#### [Problem description]
Look below for the line with "Enumerate this screenshot's", and from there restate every line word for word until the entries end.

____________________

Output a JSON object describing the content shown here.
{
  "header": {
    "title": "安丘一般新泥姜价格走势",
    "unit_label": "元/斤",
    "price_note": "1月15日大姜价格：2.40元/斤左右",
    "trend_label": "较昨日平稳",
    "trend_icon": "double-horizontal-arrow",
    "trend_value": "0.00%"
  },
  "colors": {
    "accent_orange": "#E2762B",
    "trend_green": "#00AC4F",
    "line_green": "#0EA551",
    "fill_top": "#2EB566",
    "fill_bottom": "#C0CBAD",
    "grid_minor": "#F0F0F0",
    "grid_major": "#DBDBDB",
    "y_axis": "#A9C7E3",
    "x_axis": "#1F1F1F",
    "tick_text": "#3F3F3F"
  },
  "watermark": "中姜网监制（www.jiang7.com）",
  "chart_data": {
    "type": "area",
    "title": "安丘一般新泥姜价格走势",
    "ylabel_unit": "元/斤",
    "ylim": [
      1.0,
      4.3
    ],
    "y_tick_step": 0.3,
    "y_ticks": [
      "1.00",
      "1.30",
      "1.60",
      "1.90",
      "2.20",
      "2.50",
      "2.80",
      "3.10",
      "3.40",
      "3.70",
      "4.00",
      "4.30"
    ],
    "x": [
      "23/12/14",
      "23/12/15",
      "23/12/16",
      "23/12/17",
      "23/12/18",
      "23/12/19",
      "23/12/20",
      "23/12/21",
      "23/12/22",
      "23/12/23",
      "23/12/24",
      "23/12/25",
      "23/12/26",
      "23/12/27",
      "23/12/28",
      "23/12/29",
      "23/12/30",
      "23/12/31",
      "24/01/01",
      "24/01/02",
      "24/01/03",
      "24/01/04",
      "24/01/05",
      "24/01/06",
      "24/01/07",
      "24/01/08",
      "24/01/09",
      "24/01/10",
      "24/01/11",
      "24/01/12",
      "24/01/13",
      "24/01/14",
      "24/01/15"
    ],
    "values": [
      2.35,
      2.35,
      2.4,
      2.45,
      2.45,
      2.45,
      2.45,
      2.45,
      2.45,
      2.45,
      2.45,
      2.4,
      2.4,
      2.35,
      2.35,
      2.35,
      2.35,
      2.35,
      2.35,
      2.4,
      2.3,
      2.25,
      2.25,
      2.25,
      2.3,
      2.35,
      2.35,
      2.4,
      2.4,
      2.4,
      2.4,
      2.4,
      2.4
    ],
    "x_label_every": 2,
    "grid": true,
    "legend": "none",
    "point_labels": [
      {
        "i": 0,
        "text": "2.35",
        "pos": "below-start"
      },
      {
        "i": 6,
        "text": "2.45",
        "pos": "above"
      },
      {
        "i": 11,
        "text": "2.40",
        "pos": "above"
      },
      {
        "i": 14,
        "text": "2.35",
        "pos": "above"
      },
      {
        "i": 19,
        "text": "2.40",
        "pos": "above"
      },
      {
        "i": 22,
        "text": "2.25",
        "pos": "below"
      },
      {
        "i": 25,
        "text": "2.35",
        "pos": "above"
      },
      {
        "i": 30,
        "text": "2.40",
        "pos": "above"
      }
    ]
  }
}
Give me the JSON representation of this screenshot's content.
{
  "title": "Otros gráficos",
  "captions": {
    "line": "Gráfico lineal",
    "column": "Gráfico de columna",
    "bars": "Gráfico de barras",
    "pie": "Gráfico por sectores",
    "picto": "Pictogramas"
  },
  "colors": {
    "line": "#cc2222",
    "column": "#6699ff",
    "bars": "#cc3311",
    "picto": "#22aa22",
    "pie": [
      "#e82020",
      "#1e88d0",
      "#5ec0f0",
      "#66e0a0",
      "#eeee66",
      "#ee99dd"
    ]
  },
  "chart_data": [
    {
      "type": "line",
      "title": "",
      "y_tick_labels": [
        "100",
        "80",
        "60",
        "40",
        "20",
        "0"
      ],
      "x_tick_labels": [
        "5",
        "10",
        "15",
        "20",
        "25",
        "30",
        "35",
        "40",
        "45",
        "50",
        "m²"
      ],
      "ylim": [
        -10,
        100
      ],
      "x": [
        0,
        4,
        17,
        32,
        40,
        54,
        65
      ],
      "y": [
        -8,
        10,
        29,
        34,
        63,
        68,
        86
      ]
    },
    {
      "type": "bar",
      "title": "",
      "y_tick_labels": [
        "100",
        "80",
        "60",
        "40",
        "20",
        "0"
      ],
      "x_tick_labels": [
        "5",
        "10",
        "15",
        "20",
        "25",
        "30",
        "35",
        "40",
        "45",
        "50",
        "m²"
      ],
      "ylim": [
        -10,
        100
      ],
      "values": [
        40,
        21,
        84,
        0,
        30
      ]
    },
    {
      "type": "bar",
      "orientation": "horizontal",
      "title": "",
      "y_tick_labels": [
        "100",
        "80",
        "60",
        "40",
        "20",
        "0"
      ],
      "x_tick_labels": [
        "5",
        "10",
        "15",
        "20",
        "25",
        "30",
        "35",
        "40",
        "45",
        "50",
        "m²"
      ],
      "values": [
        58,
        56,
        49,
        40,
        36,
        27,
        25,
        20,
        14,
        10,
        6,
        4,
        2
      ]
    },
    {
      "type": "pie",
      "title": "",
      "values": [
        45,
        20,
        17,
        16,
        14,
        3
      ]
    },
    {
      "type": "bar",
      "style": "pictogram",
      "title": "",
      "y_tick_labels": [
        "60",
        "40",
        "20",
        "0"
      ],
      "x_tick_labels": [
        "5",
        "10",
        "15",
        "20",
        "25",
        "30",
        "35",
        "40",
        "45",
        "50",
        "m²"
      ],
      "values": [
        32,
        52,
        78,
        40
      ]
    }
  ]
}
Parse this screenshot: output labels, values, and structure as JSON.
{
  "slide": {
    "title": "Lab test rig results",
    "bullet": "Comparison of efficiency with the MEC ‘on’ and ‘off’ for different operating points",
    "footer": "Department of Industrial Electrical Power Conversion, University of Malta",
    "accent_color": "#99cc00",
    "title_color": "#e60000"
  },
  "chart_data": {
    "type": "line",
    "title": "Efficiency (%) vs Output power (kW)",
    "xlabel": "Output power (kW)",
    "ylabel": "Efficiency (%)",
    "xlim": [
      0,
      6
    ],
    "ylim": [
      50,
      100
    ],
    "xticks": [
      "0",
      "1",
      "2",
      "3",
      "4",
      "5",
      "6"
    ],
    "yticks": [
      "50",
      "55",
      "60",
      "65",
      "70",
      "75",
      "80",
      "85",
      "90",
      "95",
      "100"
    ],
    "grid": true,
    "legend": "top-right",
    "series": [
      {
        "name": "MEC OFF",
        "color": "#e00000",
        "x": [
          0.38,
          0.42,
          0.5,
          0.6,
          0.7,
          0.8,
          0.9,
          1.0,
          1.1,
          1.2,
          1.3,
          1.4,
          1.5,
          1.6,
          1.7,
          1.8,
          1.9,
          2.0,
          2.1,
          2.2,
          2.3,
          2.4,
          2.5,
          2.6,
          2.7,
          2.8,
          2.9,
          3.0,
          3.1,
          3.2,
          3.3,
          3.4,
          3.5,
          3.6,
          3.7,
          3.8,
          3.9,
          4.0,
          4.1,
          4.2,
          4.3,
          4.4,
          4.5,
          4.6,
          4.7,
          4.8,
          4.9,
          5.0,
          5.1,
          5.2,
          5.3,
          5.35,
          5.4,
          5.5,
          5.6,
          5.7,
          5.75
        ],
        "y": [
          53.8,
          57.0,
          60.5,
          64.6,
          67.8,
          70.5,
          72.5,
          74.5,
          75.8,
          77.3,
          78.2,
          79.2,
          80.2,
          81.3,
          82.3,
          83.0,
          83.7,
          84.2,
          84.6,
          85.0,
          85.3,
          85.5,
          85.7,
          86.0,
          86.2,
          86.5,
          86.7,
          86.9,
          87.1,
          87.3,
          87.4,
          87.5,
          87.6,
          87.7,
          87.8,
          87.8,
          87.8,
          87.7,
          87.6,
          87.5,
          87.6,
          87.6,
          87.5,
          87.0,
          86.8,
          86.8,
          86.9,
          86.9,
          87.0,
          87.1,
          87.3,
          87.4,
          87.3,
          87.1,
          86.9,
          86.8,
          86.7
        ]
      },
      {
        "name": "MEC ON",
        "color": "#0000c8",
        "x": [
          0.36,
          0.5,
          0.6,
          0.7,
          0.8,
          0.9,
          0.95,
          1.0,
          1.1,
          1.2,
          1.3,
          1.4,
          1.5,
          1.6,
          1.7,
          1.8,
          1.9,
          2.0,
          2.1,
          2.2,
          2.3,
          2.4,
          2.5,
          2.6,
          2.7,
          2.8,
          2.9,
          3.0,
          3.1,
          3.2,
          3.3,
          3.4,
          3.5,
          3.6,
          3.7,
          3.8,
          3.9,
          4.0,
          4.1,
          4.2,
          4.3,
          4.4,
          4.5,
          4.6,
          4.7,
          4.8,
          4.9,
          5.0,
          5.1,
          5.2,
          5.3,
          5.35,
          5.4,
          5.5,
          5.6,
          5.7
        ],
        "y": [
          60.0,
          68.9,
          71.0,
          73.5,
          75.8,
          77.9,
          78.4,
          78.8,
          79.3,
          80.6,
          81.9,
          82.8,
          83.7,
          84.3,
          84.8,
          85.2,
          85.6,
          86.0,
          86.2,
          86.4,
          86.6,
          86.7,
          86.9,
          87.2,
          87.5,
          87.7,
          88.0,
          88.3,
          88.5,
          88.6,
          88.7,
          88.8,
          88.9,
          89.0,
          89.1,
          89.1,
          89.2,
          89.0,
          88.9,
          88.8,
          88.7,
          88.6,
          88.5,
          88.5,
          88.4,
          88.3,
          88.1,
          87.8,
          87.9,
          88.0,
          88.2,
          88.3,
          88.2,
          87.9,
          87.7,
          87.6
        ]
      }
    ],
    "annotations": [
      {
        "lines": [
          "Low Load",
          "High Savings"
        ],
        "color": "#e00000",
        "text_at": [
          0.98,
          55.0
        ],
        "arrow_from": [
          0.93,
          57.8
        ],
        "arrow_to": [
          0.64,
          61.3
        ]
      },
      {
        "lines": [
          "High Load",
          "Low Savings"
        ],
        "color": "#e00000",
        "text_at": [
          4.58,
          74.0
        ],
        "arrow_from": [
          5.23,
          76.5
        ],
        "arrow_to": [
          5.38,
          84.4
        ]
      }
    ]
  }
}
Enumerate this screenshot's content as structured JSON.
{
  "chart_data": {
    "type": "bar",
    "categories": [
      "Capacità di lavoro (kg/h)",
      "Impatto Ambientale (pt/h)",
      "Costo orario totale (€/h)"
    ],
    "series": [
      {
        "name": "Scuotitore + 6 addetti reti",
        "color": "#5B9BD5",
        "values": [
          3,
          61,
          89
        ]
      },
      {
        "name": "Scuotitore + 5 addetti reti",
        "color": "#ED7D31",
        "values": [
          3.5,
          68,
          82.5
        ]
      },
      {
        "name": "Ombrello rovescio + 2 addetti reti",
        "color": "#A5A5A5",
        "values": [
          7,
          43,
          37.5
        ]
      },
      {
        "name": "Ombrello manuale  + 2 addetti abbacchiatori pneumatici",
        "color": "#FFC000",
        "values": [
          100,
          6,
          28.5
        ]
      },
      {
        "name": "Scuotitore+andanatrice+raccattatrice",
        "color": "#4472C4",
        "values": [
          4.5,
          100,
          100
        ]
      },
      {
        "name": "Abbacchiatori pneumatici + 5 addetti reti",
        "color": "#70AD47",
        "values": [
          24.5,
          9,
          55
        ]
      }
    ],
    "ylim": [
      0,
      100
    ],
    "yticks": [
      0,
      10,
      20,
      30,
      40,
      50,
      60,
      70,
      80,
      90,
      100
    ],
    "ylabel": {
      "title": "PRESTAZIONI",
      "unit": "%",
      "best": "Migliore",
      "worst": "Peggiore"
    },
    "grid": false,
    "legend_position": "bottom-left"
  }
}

____________________

#### [Reply]
Enumerate this screenshot's content as structured JSON.
{
  "chart_data": {
    "type": "bar",
    "categories": [
      "Capacità di lavoro (kg/h)",
      "Impatto Ambientale (pt/h)",
      "Costo orario totale (€/h)"
    ],
    "series": [
      {
        "name": "Scuotitore + 6 addetti reti",
        "color": "#5B9BD5",
        "values": [
          3,
          61,
          89
        ]
      },
      {
        "name": "Scuotitore + 5 addetti reti",
        "color": "#ED7D31",
        "values": [
          3.5,
          68,
          82.5
        ]
      },
      {
        "name": "Ombrello rovescio + 2 addetti reti",
        "color": "#A5A5A5",
        "values": [
          7,
          43,
          37.5
        ]
      },
      {
        "name": "Ombrello manuale  + 2 addetti abbacchiatori pneumatici",
        "color": "#FFC000",
        "values": [
          100,
          6,
          28.5
        ]
      },
      {
        "name": "Scuotitore+andanatrice+raccattatrice",
        "color": "#4472C4",
        "values": [
          4.5,
          100,
          100
        ]
      },
      {
        "name": "Abbacchiatori pneumatici + 5 addetti reti",
        "color": "#70AD47",
        "values": [
          24.5,
          9,
          55
        ]
      }
    ],
    "ylim": [
      0,
      100
    ],
    "yticks": [
      0,
      10,
      20,
      30,
      40,
      50,
      60,
      70,
      80,
      90,
      100
    ],
    "ylabel": {
      "title": "PRESTAZIONI",
      "unit": "%",
      "best": "Migliore",
      "worst": "Peggiore"
    },
    "grid": false,
    "legend_position": "bottom-left"
  }
}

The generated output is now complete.